### Data provided:

********

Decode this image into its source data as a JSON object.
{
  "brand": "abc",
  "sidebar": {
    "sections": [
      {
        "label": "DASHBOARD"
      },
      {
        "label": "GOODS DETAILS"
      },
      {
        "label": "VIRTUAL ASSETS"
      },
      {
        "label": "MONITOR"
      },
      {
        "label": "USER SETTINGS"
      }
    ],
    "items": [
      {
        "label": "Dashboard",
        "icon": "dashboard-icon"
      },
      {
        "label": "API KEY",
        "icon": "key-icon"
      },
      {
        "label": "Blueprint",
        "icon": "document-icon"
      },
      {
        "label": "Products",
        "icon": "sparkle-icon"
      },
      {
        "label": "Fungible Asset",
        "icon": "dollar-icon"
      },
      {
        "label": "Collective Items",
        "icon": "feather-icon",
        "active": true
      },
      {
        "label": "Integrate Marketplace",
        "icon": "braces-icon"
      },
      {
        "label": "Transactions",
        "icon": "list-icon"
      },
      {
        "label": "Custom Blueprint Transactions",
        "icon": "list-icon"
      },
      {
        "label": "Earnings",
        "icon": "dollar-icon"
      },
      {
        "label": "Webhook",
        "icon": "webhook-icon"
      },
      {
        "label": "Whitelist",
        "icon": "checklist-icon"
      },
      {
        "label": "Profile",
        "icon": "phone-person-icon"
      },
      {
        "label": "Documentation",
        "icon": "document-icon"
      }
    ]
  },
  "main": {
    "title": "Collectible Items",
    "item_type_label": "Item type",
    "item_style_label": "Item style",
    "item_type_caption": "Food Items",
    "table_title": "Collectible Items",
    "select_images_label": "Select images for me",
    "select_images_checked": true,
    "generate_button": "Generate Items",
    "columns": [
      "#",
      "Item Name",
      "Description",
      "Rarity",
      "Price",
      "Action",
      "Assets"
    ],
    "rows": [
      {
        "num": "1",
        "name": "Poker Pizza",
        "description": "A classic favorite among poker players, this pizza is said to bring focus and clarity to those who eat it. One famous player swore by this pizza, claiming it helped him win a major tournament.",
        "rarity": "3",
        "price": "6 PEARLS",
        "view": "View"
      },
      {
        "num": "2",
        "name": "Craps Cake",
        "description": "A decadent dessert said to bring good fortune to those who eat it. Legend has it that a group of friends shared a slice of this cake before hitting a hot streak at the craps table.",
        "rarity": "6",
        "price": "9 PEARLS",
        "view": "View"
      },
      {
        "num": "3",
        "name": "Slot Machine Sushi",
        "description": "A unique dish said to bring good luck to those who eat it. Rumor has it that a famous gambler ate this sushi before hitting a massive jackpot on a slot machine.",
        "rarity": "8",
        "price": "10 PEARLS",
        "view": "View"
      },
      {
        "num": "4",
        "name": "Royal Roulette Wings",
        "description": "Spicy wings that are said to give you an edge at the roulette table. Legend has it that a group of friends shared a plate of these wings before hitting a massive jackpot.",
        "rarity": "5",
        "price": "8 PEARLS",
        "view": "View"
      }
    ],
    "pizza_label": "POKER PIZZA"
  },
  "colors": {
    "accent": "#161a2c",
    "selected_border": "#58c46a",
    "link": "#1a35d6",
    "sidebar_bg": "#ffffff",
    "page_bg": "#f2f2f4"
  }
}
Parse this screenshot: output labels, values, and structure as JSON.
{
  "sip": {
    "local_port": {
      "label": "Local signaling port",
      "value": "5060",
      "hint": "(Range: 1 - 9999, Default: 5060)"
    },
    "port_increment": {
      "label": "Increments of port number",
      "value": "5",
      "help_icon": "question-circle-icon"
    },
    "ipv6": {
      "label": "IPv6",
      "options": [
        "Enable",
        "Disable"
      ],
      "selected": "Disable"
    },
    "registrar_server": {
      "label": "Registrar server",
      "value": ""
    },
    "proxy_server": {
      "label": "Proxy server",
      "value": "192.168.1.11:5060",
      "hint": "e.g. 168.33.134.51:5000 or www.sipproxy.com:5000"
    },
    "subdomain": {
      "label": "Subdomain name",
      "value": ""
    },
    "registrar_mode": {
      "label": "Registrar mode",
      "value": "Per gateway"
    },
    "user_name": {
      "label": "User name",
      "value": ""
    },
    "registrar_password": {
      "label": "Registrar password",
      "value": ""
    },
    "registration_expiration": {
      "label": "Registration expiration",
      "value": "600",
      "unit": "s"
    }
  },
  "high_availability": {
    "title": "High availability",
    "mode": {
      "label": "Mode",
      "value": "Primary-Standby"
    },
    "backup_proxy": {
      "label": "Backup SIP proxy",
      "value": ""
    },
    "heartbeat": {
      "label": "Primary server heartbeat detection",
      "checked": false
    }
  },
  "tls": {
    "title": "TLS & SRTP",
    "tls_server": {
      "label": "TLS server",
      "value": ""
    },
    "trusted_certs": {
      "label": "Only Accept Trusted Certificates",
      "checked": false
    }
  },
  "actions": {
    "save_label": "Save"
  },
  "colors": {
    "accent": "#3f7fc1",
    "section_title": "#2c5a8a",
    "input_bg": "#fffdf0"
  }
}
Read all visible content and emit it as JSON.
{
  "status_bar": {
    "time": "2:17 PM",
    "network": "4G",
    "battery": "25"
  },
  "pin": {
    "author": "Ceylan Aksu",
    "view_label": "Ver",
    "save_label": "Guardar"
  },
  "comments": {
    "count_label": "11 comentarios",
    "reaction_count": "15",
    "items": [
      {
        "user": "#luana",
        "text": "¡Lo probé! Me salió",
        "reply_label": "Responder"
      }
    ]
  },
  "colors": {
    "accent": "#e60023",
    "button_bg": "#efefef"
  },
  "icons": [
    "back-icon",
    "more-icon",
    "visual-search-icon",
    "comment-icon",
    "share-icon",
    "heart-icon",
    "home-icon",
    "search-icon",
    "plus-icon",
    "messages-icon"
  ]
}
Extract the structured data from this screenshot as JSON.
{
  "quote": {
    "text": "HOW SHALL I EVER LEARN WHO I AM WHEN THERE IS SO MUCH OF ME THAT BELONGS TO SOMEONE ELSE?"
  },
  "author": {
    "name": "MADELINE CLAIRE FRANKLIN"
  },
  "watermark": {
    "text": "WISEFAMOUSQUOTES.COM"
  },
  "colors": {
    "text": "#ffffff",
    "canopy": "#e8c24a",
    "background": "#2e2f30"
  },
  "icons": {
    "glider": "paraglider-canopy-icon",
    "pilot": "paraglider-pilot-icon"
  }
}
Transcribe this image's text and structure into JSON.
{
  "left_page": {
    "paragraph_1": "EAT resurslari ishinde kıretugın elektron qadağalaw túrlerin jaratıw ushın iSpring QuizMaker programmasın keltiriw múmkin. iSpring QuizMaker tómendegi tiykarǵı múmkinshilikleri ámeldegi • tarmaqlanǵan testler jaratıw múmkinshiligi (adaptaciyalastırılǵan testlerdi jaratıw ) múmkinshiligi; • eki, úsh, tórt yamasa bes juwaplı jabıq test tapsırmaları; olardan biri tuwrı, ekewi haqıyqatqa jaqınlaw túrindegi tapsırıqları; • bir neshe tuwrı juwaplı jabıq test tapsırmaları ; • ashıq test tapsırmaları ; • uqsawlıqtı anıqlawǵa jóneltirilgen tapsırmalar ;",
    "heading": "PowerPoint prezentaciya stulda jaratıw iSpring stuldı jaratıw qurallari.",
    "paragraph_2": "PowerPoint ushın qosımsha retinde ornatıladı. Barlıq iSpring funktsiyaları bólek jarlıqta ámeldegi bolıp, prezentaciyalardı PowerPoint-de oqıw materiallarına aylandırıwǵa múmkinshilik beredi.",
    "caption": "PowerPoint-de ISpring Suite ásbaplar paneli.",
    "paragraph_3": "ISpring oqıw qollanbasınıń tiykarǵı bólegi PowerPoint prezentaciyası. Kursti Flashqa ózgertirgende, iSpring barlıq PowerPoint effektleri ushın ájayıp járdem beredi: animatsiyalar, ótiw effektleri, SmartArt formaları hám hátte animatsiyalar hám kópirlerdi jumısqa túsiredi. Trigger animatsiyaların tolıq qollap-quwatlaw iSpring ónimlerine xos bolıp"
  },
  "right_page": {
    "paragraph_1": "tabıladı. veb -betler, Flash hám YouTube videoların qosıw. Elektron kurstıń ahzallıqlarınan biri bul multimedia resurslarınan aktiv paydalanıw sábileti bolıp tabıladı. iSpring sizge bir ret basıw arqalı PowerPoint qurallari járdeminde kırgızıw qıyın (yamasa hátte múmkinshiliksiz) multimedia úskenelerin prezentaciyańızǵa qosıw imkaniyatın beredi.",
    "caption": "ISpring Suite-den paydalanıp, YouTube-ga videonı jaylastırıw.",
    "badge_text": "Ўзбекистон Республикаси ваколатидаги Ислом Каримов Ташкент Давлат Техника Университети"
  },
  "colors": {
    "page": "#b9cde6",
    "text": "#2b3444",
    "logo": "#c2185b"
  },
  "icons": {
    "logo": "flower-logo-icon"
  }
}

********

Go through the data above and find the lines with the word "Collectible". Copy each of those lines.

### Full answer:
    "title": "Collectible Items",
    "table_title": "Collectible Items",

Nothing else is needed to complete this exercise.